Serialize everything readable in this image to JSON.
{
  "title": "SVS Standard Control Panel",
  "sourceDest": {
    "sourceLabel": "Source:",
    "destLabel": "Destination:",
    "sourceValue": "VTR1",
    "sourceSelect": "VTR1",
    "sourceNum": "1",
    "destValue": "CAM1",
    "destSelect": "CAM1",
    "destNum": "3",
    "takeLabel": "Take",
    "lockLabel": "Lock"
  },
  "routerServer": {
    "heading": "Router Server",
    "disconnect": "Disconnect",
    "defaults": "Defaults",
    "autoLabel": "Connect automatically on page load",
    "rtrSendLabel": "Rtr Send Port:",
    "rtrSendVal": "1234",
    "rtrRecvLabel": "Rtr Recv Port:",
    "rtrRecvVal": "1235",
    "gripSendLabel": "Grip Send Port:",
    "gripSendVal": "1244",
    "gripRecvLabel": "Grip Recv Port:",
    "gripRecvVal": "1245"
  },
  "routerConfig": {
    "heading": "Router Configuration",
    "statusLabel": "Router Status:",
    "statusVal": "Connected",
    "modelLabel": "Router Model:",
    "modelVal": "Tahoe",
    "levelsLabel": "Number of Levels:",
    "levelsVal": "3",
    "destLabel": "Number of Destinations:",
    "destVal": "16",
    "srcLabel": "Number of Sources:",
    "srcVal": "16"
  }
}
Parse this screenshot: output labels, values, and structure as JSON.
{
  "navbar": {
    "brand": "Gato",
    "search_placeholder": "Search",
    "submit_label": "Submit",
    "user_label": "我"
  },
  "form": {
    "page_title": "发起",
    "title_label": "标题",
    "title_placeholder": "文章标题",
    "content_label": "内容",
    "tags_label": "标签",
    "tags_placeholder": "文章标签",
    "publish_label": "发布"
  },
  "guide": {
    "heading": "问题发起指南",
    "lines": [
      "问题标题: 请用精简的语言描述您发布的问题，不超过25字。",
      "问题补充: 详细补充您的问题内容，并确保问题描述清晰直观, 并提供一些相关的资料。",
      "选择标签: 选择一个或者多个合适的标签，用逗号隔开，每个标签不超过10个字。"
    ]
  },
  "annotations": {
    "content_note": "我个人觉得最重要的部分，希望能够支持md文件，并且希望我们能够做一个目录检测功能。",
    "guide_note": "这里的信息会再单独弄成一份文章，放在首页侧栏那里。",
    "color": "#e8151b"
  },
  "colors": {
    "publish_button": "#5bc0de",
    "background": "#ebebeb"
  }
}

* _Brief_
Identify the lines in the entries that hold "heading" and return each one.

* _Final answer_
    "heading": "Router Server",
    "heading": "Router Configuration",
    "heading": "问题发起指南",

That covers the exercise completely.